SET EXERCISE:
Tell me how many lines hold "name", please, using only the number.

[Data records]
----------------
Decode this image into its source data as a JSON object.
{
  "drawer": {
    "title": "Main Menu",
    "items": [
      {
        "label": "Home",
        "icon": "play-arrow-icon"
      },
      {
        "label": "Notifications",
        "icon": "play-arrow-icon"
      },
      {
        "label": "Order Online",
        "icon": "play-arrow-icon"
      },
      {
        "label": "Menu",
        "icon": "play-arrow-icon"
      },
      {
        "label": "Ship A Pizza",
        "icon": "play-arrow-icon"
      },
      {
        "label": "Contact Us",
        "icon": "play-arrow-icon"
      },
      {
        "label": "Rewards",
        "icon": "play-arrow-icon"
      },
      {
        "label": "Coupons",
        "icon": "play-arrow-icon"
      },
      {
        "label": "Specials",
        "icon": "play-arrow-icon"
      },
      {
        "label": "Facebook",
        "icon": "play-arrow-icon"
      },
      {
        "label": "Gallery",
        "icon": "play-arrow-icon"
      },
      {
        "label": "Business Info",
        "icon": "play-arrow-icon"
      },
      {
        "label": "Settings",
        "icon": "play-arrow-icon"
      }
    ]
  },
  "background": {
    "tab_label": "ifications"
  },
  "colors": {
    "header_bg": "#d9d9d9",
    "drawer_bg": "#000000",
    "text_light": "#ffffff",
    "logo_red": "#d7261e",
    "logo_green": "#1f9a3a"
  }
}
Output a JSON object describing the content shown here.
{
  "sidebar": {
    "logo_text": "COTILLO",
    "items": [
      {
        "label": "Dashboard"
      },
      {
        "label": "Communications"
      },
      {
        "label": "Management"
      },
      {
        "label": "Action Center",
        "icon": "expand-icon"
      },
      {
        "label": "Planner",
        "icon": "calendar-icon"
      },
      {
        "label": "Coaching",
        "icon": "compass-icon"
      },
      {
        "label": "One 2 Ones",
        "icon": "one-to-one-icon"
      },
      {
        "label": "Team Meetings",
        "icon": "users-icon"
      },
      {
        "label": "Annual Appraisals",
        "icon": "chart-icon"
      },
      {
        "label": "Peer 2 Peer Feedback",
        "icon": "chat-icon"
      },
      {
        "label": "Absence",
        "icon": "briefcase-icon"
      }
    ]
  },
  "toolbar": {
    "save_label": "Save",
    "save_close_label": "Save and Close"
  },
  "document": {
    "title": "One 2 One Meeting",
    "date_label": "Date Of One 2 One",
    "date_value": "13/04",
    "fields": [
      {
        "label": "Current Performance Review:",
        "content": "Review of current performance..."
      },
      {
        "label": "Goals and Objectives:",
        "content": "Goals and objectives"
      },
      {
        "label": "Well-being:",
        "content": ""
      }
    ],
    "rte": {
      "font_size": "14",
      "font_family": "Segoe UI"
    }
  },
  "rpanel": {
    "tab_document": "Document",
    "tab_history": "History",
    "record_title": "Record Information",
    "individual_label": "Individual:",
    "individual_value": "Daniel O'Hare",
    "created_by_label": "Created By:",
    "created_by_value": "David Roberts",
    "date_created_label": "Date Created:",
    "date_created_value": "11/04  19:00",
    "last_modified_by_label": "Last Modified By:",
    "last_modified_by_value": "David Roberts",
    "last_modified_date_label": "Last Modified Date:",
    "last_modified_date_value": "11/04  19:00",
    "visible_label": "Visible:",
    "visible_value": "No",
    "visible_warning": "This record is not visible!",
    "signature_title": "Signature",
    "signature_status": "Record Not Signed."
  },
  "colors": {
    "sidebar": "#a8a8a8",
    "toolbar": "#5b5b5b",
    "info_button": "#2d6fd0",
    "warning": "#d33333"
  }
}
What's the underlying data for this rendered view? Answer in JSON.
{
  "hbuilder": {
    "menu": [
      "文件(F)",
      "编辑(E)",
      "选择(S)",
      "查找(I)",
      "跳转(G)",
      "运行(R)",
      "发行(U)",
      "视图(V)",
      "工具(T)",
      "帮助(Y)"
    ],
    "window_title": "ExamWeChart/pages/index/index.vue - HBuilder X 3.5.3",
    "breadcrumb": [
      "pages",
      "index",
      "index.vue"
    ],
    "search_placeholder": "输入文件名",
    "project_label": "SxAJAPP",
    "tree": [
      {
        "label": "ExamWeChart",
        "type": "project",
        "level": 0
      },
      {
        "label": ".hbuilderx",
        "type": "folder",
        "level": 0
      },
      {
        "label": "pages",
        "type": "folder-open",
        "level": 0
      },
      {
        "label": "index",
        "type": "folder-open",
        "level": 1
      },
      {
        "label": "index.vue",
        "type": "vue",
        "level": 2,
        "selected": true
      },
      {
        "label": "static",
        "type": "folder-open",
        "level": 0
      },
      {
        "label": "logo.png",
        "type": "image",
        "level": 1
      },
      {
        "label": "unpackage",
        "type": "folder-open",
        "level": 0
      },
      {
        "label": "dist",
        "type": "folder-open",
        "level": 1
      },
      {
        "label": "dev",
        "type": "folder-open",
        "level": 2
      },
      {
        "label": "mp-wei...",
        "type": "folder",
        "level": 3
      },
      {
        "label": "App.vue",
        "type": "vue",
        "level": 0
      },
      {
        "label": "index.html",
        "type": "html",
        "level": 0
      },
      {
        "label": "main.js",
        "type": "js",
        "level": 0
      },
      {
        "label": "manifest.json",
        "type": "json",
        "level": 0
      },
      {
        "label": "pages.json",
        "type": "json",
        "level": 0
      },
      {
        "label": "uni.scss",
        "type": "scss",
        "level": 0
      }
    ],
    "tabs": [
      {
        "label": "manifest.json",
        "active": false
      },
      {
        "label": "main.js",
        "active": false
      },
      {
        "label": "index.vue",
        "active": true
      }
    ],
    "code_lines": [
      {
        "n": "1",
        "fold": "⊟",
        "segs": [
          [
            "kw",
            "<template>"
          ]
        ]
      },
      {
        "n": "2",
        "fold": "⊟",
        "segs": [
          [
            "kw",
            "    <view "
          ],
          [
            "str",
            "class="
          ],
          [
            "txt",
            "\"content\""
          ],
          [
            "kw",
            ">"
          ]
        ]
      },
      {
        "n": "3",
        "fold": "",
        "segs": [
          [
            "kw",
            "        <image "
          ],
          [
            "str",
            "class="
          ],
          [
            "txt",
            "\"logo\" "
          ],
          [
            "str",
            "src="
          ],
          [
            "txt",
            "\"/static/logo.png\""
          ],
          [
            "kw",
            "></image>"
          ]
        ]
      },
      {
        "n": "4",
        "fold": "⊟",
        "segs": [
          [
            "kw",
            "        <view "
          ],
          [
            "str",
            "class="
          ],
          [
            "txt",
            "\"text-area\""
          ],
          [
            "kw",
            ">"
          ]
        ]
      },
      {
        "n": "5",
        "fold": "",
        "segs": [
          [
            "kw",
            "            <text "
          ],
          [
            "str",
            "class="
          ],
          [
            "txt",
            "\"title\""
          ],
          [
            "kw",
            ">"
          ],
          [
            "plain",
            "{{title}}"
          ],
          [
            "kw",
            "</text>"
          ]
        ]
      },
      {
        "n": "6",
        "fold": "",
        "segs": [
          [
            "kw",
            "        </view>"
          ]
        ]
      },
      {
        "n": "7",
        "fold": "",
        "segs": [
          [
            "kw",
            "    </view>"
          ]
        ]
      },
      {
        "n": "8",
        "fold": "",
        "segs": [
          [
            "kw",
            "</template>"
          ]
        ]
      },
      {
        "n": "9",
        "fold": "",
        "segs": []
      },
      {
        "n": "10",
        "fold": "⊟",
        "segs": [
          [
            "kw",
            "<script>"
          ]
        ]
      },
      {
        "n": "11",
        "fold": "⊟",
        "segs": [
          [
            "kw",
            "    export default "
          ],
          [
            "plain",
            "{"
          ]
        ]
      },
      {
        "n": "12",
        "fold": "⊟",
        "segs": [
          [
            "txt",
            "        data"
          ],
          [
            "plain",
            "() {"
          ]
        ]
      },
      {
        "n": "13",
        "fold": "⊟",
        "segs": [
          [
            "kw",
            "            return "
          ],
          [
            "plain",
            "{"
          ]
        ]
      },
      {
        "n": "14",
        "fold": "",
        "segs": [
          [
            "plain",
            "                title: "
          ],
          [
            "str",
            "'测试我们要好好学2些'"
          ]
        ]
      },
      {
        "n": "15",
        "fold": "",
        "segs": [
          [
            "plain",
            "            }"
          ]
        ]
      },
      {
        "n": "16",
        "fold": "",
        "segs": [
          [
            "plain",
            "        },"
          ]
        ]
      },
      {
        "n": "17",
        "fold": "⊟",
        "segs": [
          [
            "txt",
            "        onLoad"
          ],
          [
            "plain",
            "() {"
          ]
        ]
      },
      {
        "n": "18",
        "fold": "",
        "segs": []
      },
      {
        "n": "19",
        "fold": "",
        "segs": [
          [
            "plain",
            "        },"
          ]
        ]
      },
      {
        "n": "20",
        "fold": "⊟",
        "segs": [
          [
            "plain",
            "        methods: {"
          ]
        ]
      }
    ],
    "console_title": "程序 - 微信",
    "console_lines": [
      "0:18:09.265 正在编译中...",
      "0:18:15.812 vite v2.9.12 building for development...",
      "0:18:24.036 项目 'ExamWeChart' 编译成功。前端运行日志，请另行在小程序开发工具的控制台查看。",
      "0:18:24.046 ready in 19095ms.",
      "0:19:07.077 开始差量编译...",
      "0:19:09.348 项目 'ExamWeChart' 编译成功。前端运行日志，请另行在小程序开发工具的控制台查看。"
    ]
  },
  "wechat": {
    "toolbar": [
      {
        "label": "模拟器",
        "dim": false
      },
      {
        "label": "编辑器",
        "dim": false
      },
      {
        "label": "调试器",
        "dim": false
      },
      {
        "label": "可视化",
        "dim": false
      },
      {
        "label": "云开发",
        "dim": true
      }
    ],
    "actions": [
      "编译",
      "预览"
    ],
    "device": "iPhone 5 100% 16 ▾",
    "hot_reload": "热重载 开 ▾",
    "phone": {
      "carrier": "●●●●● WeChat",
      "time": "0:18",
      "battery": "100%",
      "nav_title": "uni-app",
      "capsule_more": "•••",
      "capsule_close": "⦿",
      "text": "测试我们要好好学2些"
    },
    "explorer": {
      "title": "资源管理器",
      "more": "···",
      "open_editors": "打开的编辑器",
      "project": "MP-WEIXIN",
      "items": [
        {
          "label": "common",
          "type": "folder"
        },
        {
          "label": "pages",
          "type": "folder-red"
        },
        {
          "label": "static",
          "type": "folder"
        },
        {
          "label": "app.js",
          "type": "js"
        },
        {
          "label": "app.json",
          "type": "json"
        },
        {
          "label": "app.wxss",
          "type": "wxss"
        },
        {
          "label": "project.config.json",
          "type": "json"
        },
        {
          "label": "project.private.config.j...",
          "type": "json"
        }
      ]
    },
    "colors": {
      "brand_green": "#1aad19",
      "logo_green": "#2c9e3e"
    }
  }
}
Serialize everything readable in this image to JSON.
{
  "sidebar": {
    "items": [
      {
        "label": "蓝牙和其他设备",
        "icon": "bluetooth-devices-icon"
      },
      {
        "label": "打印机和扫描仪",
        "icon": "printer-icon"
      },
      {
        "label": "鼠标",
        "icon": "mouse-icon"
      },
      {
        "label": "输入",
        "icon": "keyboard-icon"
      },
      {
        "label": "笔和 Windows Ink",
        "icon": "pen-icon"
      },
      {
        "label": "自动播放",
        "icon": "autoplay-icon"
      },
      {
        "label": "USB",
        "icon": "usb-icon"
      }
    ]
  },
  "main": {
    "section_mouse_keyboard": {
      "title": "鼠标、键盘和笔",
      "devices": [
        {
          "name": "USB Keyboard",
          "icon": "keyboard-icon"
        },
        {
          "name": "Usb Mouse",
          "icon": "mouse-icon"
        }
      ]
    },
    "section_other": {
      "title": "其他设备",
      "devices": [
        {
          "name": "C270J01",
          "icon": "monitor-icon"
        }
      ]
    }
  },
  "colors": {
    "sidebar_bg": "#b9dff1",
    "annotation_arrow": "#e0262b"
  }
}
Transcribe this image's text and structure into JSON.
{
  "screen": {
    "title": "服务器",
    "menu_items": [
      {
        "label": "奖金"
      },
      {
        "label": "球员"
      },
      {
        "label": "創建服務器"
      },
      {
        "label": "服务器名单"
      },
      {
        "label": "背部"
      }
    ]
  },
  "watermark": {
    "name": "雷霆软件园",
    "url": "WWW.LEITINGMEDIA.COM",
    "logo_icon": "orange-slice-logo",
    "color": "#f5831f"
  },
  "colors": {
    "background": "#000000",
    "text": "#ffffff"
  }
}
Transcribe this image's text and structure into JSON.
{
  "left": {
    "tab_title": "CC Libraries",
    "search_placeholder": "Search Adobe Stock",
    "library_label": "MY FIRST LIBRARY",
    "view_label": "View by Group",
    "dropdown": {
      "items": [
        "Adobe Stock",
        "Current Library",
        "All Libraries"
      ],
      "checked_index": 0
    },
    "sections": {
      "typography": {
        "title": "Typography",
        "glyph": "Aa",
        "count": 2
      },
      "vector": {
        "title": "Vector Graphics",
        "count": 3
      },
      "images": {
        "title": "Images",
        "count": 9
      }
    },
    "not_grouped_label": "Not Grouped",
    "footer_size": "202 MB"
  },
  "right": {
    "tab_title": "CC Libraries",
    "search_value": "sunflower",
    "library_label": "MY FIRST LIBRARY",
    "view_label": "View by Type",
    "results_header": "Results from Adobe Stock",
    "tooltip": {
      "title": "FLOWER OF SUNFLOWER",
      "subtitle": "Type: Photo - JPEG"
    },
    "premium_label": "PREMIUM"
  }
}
----------------
RESULT FOR THIS EXERCISE:
4